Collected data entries
☆ ☆ ☆

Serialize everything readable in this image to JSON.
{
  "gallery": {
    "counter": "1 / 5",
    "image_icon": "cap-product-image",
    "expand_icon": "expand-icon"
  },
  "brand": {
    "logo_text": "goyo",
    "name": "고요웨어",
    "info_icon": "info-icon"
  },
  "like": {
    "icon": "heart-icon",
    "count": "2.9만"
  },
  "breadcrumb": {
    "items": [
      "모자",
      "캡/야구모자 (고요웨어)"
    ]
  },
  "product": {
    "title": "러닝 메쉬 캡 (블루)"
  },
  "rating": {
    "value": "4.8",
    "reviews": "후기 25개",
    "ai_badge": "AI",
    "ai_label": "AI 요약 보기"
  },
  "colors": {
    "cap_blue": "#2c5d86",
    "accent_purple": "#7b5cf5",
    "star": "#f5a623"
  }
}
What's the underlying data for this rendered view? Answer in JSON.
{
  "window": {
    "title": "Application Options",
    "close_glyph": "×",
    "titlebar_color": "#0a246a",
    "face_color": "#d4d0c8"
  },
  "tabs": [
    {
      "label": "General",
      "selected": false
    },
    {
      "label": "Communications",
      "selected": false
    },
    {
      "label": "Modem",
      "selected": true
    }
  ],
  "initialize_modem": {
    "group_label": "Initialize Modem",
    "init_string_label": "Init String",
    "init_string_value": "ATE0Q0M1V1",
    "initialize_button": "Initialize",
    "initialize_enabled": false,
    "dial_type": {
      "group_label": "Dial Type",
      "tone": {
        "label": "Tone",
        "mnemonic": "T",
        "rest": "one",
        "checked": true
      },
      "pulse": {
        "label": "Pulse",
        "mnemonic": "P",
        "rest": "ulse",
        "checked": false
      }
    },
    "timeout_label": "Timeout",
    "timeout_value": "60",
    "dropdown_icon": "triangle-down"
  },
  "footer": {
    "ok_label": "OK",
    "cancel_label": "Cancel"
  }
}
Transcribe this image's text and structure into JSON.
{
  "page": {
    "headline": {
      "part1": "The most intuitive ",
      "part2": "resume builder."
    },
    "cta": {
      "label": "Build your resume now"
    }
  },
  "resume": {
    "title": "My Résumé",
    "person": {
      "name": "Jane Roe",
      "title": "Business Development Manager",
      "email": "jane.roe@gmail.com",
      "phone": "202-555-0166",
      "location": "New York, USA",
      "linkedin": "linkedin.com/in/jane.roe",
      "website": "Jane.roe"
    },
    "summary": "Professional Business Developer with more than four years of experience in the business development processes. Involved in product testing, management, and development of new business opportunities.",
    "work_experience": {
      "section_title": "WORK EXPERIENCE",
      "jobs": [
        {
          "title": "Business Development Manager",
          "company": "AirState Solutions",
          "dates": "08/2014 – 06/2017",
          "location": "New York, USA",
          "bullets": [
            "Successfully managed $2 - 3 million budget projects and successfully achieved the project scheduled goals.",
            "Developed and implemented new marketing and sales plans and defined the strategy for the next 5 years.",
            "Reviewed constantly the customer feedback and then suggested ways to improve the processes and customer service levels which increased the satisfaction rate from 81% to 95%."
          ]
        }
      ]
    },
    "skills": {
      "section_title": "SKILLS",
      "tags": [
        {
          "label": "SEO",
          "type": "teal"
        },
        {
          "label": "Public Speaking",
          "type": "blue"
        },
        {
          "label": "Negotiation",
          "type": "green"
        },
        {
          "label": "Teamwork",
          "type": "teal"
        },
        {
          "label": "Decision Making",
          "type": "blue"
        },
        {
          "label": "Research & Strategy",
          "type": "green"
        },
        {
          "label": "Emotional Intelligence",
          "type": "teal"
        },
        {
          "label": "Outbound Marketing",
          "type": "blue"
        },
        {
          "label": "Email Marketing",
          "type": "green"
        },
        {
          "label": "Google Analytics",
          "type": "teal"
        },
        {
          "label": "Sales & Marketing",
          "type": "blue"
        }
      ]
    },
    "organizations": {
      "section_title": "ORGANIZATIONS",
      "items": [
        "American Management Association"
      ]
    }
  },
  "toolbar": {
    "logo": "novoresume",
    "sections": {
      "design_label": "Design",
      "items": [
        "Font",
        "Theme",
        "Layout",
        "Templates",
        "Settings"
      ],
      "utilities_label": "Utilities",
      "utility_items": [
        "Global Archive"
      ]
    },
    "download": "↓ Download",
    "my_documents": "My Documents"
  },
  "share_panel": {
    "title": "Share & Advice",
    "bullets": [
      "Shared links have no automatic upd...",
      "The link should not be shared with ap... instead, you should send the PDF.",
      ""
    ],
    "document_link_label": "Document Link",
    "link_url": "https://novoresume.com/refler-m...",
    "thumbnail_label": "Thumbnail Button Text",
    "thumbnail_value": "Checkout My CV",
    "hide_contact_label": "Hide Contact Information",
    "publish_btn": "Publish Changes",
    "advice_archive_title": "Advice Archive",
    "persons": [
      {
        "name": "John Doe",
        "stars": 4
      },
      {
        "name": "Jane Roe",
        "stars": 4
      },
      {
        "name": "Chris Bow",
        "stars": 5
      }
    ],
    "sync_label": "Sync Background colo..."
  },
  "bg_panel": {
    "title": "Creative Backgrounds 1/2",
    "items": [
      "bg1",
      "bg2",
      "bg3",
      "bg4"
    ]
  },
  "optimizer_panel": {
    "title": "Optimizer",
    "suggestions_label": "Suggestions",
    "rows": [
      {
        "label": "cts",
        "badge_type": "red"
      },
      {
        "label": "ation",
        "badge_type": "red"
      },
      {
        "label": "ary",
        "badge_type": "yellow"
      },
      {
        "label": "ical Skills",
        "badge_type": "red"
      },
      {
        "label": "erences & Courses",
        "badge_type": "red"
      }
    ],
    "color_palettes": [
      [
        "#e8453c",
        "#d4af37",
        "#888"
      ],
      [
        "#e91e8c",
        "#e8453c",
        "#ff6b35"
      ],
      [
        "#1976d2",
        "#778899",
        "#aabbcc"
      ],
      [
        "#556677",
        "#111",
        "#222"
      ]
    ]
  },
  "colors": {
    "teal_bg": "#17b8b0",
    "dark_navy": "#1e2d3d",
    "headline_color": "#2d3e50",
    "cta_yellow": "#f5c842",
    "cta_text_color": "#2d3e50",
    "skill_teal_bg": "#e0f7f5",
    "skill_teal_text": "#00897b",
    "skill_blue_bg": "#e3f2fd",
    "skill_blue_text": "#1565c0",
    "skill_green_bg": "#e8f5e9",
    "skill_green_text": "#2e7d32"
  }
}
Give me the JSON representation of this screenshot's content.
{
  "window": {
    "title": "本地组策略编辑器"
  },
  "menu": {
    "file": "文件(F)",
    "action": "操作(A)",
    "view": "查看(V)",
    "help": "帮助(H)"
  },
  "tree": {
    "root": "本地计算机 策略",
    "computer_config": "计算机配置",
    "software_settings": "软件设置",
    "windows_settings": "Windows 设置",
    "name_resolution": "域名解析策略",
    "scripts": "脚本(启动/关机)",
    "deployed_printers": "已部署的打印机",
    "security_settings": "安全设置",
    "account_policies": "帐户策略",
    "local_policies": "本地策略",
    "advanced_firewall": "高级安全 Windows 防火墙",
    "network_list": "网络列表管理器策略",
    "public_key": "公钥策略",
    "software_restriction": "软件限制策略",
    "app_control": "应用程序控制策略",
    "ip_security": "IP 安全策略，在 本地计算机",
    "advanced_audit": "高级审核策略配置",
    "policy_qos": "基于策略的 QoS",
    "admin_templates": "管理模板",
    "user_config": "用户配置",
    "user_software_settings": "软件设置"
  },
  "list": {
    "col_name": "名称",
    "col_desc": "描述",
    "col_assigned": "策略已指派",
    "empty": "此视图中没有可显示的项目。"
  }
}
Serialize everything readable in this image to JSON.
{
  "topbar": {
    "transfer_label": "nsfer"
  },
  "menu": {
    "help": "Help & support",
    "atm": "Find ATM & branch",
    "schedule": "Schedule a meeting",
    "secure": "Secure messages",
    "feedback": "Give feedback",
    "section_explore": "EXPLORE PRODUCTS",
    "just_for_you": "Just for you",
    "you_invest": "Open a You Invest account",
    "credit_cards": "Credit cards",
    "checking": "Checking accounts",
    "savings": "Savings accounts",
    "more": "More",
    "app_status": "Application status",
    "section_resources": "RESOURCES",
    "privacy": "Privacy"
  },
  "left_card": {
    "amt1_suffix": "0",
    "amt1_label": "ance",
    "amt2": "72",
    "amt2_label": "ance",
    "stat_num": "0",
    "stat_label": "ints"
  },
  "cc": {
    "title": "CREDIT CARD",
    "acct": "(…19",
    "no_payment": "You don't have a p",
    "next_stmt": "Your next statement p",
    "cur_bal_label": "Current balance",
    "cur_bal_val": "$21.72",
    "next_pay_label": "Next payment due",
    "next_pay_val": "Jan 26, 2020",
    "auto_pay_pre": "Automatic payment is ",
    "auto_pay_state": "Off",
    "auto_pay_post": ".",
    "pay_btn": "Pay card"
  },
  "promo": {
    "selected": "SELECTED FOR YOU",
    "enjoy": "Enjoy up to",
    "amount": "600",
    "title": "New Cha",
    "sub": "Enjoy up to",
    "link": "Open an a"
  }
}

☆ ☆ ☆

[WHAT TO WORK ON]
Some lines of the records may hold the word "Application". How many do? Answer with a number and nothing else.

[ANSWER TO THE PROBLEM]
2